ABOUT THIS TASK >> Which lines below include the string "Unvaccinated"? Please show each one.

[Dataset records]
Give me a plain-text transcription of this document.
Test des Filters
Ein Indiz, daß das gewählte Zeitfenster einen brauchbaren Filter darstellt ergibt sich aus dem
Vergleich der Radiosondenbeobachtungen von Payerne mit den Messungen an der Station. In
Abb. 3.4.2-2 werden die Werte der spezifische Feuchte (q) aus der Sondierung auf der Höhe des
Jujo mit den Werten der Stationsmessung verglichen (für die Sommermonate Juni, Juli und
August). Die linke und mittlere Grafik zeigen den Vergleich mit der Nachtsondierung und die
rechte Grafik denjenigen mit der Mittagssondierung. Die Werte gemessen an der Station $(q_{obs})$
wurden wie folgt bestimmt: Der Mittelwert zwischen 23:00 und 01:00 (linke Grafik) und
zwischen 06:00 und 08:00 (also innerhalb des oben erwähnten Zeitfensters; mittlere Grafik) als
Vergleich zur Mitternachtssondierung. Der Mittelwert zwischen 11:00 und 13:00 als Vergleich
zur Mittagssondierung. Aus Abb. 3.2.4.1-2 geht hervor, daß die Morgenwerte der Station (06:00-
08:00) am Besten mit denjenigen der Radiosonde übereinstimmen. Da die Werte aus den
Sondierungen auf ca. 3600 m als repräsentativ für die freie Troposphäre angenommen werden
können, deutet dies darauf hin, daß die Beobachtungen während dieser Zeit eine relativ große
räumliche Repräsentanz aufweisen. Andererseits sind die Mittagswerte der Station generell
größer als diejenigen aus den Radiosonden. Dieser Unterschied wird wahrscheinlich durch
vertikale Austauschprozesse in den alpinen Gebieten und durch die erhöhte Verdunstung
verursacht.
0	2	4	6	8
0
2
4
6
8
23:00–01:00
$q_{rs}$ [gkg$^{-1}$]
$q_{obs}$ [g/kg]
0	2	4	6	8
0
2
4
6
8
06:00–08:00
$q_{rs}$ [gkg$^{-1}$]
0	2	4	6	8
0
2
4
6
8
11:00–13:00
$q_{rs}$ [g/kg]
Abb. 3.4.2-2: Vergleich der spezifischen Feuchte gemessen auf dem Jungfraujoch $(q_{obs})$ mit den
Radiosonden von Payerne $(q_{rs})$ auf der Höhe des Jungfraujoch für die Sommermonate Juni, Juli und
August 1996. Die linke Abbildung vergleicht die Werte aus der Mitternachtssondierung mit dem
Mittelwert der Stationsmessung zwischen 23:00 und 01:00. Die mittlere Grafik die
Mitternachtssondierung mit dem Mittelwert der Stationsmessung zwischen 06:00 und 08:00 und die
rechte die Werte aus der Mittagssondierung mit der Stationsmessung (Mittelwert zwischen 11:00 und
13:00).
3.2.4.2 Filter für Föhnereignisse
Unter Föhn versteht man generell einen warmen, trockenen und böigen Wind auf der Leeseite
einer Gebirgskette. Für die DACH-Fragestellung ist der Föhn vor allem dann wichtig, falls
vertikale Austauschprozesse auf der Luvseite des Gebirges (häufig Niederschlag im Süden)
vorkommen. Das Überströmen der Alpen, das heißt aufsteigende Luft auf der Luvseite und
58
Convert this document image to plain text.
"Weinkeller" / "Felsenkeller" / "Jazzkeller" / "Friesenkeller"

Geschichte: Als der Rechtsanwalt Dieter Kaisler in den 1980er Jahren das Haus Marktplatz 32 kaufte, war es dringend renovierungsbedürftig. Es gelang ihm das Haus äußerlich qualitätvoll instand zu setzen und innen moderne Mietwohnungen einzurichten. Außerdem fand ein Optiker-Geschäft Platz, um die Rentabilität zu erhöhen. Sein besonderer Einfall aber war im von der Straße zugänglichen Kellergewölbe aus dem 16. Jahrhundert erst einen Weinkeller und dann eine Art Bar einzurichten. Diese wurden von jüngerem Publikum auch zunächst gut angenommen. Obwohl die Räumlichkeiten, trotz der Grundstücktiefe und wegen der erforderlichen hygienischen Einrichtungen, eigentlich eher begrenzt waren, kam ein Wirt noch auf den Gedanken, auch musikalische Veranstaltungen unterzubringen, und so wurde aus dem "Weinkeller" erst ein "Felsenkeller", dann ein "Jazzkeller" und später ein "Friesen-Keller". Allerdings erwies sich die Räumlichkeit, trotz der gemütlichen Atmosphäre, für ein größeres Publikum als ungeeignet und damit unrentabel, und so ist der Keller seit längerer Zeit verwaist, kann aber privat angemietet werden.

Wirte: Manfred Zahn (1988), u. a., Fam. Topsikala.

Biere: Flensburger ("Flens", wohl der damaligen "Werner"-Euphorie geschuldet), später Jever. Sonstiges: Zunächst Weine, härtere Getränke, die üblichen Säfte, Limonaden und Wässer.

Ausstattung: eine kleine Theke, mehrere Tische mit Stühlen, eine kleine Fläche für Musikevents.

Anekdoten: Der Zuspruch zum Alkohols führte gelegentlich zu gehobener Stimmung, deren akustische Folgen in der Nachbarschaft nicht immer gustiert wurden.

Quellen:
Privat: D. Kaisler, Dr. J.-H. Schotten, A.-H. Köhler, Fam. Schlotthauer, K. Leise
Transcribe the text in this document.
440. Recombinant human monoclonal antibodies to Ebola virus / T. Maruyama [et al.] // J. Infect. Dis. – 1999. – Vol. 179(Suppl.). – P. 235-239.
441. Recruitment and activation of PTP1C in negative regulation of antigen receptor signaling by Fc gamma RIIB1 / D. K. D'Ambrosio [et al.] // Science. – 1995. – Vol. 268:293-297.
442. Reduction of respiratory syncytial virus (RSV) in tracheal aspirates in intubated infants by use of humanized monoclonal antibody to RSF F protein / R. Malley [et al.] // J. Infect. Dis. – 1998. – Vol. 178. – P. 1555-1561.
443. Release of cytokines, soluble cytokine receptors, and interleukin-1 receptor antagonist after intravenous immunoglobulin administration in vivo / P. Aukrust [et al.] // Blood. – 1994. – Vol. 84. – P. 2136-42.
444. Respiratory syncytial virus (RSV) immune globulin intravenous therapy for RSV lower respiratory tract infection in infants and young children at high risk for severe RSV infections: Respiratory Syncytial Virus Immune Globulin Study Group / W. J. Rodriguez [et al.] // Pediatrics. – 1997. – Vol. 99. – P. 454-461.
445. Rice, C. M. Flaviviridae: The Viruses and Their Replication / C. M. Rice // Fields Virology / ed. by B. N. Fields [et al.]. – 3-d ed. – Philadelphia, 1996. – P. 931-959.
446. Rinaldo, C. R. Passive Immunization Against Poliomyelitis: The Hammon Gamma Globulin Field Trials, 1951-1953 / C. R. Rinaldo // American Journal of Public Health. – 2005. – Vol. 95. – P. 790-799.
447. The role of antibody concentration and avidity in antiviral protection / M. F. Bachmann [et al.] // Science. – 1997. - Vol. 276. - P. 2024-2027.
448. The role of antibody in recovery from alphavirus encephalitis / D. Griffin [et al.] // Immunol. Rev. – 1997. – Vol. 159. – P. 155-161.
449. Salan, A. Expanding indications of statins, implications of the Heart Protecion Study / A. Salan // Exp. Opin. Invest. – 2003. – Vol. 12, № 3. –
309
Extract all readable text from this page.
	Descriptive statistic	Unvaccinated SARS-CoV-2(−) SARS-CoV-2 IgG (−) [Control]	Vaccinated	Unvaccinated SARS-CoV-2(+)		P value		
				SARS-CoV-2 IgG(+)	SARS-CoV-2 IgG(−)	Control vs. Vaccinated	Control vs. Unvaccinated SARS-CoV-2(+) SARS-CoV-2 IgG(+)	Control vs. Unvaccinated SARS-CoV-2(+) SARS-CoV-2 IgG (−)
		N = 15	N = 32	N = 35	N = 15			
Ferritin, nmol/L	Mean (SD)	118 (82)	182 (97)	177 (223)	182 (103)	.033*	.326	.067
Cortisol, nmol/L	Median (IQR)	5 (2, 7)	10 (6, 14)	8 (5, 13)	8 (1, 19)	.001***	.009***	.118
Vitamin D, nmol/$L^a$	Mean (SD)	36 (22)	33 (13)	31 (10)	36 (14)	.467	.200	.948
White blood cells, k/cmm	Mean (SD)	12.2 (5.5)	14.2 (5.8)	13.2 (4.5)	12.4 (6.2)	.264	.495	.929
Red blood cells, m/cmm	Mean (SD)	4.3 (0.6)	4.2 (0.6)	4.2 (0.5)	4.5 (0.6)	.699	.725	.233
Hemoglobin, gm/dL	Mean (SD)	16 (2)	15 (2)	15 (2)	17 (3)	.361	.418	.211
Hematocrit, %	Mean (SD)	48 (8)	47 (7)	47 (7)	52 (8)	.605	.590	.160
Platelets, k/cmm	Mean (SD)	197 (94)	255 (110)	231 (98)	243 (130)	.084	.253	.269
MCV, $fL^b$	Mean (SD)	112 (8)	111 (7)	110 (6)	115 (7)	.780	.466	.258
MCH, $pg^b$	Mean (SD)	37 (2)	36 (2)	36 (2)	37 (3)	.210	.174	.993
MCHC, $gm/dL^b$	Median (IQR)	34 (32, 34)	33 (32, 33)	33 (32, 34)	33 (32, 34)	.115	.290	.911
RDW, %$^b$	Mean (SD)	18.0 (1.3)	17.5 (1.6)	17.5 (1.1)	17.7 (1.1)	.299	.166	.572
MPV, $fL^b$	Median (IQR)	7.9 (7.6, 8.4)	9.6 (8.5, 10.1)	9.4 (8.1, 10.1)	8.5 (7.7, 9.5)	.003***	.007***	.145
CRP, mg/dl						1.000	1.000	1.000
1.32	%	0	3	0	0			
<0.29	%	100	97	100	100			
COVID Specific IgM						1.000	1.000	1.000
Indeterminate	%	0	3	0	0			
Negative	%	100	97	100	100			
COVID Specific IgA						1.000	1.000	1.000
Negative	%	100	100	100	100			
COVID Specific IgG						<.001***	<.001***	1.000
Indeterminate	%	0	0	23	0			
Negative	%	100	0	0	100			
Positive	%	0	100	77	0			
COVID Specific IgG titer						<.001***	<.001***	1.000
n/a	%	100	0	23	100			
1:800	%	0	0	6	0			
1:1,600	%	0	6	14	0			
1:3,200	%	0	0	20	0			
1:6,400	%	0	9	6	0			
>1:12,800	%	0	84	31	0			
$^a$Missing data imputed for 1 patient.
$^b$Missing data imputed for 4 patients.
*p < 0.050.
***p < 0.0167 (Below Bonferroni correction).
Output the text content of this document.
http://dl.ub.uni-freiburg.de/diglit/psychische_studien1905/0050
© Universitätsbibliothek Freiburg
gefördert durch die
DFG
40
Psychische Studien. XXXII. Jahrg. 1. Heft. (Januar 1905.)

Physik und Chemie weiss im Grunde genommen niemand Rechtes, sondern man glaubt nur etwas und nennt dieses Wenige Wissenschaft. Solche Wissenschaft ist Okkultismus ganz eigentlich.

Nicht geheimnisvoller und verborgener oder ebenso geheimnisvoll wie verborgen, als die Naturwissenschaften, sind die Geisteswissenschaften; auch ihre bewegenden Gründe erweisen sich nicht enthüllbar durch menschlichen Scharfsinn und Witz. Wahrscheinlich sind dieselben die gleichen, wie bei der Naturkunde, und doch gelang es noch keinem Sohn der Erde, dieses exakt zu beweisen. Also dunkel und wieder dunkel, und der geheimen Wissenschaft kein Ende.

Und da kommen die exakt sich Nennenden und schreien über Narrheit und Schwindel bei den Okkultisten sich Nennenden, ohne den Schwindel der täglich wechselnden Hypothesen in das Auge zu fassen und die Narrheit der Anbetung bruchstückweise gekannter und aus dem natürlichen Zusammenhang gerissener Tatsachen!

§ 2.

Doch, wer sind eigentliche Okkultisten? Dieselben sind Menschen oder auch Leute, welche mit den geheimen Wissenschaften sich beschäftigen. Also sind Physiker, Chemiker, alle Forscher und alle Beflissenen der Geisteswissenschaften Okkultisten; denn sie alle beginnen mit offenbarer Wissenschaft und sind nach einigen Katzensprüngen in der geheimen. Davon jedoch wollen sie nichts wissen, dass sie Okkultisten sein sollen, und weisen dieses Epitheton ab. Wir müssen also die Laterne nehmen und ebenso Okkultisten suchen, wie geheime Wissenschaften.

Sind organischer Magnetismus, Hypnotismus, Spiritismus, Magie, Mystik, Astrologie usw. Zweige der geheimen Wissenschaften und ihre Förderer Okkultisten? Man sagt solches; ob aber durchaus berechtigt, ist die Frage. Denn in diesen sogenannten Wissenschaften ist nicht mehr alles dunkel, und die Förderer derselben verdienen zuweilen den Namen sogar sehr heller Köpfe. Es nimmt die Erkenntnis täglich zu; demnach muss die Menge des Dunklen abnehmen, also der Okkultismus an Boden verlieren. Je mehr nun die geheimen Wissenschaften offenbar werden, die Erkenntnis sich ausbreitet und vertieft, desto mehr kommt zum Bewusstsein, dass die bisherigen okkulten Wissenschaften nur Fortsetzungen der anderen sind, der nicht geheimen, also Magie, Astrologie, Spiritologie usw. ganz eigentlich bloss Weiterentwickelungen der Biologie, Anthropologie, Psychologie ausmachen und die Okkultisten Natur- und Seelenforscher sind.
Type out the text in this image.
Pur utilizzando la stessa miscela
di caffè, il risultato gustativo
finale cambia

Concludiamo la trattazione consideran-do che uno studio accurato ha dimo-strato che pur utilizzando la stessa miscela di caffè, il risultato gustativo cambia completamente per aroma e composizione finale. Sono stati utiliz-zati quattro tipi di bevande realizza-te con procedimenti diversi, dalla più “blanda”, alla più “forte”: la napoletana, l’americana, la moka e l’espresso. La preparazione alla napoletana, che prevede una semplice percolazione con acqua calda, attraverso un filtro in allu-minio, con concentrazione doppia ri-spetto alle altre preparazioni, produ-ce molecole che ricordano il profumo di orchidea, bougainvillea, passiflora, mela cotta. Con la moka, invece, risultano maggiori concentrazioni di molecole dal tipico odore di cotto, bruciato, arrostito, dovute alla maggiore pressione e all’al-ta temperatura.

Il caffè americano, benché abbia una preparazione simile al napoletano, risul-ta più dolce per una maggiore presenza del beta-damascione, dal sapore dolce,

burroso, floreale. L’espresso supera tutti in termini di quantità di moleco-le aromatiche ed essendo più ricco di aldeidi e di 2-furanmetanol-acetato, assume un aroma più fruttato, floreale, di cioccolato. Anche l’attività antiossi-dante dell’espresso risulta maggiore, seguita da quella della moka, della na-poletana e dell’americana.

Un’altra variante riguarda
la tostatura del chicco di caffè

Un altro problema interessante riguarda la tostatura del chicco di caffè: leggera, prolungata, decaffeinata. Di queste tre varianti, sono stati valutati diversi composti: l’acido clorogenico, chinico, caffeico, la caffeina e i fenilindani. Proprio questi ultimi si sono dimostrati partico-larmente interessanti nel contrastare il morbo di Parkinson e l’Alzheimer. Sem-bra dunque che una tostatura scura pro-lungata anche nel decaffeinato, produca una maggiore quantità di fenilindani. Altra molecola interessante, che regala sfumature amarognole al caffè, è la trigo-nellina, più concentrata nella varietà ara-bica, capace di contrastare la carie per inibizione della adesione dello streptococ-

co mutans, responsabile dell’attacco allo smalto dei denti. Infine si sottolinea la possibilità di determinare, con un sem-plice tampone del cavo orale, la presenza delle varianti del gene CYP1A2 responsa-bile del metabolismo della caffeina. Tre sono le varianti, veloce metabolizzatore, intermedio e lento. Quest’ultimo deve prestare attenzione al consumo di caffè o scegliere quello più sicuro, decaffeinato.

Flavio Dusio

WRITTEN REPLY >>
	Descriptive statistic	Unvaccinated SARS-CoV-2(−) SARS-CoV-2 IgG (−) [Control]	Vaccinated	Unvaccinated SARS-CoV-2(+)		P value		
				SARS-CoV-2 IgG(+)	SARS-CoV-2 IgG(−)	Control vs. Vaccinated	Control vs. Unvaccinated SARS-CoV-2(+) SARS-CoV-2 IgG(+)	Control vs. Unvaccinated SARS-CoV-2(+) SARS-CoV-2 IgG (−)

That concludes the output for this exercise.